In the article “Another lost war: The cost and consequences of drug prohibition”, William Chambliss argues that current drug policies have not worked because the incidence of drug use and the availability of drugs have not changed significantly since the war on drugs was instituted. Current drug policies make it inevitable that individual police will be tempted to accept bribes. Equally important, however, is the organizational pressure on police units to cooperate with drug dealers. Maurice Punch (2009:1) writes: “It is sociologically unsound to speak of ‘individuals’ in organizations, for there are none”. It is important to consider that the nature of police work, organization, and culture can conspire to encourage the diverse forms of police deviance.

Eugenne Oscapella claims that mass demand for prohibited drugs creates a black market that feeds organized crime, increases violence, corrupts enforcement and wastes police recourses. Oscapella (2001) argues that the War on Drugs is a political war, waged not by scientists and doctors, but by police officers and politicians. William Chambliss (1995) suggests that crime and drugs have been used as the weapon by conservative governments to gain political advantage. Chambliss (1995:9) notes that, “crime and drugs were joined on the political agenda, thus making it nearly impossible to argue for decriminalizing drugs without appearing to support crime”. Therefore, the war on drugs has been one of the biggest winners in political history for politicians.

A number of studies demonstrates that the war on drugs increases incarceration rates and creates economies that are drug dependent (Oscapella 2001; Skolnick 1992). Chambliss (1995) notes that the war on drugs in America is a war between the police and minority youth from the “ghetto underclass”. African American, Latino and Aboriginal people are particularly hard hit by the systematic racism inherent in the enforcement of drug laws. Drug arrests and incarcerations are the major contributor to the unprecedented number of people in prison. For instance, in 1992, 58% of the US inmates in federal prisons and over 30% of state prisoners were sentenced for drug offences (Chambliss, 1995). Approximately one-third of these were sentenced for marijuana, with another two-thirds for heroin and cocaine.

There is almost universal agreement that the war on drugs has failed.The article ” The War on Drugs is a failure” notes that this is an ineffective strategy that has to be replaced with more humane and efficient drug policies. Canadian Foundation for Drug Policy argues that the war against drugs violates human rights, damages environments and fills prisons with drug users. War on drugs takes away police time from pursuing “real” criminals and requires the police officers to treat addicts as criminals.

William Chambliss (1995) states that prohibitionist policies based criminalization of consumption have not worked. The author suggests to it is time to replace an ineffective strategy with more humane and efficient drug policies. According to Chambliss (1995), the Netherlands has been a leader in the search for alternatives for policing as a solution to social problems associated with the use of drugs. The Netherlands decriminalized possession, use, and sale of marijuana and other drugs. The main rule that governs police enforcement of anti-drugs laws is that the police are a bridge between drug addicts and treatment services (Chambliss, 1995:2). Research conducted by the Public Health and National Police in the Netherlands found that decriminalization of the use, sale, and possession of some amounts of drugs has not led to any increase in usage and has decreased the amount of crime.

• **Exercises**:
1 > According to the passage on the war on drugs, what percentage of US inmates in federal prisons in 1992 were sentenced for drug offences?
2 > Print the passage on the war on drugs from "William Chambliss (1995) states" down to "amount of crime.".
The data placed after this passage on the war on drugs is separate material.

• **Provided data**:
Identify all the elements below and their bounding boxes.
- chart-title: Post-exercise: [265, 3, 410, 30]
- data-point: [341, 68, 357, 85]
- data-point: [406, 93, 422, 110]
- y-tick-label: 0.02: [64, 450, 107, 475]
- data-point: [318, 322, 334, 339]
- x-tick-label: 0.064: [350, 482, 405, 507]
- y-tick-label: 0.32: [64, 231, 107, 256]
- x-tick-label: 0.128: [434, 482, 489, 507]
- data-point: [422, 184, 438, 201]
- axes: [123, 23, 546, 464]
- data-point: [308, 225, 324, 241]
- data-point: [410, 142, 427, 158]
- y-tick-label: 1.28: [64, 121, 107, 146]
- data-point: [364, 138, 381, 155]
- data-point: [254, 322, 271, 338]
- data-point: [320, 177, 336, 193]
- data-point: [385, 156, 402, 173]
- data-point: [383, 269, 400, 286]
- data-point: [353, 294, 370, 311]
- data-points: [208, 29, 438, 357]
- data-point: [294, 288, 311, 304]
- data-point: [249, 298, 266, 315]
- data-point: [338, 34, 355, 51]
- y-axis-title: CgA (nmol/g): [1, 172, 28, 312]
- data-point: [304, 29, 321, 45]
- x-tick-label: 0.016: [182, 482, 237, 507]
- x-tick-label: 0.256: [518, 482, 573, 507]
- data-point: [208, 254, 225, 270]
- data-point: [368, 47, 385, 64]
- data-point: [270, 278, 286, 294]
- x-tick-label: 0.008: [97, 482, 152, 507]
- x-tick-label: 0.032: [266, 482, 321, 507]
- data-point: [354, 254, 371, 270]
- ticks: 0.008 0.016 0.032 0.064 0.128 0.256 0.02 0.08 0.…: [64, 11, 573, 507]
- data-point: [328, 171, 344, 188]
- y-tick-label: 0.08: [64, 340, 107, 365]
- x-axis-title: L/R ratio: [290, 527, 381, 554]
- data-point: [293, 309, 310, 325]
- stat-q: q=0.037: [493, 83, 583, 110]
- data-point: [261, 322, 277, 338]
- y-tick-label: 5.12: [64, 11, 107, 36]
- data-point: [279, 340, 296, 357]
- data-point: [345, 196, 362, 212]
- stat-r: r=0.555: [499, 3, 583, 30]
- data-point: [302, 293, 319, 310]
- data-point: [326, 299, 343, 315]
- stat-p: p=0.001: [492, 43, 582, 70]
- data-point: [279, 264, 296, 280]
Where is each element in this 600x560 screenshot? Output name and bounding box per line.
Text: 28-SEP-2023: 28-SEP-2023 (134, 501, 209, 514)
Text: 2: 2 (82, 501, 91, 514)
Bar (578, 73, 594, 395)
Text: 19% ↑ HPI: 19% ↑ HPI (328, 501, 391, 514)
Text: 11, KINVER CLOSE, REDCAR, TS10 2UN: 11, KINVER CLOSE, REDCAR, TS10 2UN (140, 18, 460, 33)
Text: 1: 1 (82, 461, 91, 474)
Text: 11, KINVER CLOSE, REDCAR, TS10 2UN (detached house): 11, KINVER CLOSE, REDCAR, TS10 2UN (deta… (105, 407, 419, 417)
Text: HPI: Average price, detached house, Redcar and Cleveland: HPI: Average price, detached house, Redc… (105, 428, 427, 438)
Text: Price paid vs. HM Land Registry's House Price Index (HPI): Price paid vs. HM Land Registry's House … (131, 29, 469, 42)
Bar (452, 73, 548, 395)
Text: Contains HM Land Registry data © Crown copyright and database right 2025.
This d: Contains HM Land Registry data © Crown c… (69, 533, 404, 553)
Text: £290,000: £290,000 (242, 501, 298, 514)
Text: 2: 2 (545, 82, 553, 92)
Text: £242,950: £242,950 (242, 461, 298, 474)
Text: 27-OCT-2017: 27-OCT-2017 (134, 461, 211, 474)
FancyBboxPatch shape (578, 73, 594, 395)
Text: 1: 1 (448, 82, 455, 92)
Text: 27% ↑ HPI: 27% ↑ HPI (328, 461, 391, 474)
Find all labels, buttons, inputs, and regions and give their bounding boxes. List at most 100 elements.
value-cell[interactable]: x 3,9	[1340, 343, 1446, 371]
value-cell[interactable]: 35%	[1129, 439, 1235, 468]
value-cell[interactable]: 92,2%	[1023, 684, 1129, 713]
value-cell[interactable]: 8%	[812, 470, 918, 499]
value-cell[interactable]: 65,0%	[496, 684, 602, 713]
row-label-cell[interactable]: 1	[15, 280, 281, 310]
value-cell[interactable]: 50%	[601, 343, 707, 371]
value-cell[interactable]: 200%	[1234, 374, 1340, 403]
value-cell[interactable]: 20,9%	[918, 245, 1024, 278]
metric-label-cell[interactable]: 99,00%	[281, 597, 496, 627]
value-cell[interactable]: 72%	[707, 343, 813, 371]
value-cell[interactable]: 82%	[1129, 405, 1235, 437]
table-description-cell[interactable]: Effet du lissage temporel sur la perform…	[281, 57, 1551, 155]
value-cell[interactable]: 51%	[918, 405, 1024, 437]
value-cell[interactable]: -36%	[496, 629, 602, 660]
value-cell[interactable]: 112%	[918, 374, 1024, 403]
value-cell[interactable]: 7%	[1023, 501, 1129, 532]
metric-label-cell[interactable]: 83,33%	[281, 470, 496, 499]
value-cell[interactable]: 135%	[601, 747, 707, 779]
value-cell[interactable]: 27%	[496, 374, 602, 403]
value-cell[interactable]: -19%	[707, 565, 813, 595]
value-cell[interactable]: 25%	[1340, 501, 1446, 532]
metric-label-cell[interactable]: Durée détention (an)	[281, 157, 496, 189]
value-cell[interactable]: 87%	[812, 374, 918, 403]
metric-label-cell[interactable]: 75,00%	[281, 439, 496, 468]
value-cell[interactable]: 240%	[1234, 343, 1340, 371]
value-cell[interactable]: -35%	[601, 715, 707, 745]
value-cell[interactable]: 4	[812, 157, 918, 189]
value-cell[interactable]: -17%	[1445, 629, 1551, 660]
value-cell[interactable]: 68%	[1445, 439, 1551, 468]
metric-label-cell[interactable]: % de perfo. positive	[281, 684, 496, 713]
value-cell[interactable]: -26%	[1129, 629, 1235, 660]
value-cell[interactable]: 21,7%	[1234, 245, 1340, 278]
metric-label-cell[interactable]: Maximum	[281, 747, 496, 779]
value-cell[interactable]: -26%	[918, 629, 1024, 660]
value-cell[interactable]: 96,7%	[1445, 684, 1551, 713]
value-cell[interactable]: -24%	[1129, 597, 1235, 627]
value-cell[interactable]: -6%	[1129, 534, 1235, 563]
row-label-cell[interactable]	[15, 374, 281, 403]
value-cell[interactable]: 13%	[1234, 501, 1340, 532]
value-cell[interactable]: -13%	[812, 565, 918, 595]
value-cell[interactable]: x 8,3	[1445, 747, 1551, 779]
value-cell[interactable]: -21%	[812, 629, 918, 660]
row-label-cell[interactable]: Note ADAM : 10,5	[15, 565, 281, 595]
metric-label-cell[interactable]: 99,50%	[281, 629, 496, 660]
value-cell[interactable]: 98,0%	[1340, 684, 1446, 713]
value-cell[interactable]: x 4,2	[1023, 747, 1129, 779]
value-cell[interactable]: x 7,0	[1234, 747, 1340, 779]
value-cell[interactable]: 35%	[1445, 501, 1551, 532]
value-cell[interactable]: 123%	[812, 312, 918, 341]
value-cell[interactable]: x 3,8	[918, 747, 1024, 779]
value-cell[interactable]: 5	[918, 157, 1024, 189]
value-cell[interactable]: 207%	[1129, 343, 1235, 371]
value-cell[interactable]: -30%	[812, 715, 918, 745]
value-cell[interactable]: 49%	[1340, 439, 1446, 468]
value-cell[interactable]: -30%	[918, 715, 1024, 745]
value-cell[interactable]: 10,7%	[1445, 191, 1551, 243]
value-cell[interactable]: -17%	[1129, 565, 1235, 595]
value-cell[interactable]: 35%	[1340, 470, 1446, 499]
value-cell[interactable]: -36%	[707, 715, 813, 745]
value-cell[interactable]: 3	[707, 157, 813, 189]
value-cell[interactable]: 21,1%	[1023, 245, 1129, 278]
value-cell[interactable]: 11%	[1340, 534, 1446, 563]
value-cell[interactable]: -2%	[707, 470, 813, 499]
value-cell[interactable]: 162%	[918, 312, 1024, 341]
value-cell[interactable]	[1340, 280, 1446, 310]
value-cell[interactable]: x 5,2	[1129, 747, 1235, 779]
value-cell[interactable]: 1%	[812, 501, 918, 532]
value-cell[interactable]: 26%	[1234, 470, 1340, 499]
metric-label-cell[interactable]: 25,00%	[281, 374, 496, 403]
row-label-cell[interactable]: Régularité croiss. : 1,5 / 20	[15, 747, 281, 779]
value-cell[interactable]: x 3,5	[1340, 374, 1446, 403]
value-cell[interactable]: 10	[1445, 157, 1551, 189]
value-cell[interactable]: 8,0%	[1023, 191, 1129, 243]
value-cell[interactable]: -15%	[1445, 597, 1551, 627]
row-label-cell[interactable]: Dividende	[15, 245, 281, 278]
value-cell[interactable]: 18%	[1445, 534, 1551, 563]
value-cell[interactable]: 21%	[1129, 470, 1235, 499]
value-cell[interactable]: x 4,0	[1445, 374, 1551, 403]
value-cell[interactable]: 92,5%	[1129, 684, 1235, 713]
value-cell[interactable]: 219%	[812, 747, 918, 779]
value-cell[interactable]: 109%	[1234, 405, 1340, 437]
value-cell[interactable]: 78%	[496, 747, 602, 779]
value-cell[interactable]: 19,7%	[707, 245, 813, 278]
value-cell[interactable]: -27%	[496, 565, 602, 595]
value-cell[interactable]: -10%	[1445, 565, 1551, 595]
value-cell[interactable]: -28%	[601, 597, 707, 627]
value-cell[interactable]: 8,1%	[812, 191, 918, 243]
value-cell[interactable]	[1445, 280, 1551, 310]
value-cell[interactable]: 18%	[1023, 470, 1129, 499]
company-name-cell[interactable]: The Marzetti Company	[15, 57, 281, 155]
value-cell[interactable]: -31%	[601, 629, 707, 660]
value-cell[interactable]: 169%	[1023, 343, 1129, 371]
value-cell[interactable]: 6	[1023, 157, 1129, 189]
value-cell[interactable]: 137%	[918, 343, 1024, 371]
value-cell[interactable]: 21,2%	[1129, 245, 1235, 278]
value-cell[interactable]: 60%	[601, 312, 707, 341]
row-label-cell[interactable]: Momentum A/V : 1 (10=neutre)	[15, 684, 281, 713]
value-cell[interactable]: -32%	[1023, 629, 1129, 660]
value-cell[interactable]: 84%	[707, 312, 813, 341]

• **List of solutions**:
1 > 58%

2 >
William Chambliss (1995) states that prohibitionist policies based criminalization of consumption have not worked. The author suggests to it is time to replace an ineffective strategy with more humane and efficient drug policies. According to Chambliss (1995), the Netherlands has been a leader in the search for alternatives for policing as a solution to social problems associated with the use of drugs. The Netherlands decriminalized possession, use, and sale of marijuana and other drugs. The main rule that governs police enforcement of anti-drugs laws is that the police are a bridge between drug addicts and treatment services (Chambliss, 1995:2). Research conducted by the Public Health and National Police in the Netherlands found that decriminalization of the use, sale, and possession of some amounts of drugs has not led to any increase in usage and has decreased the amount of crime.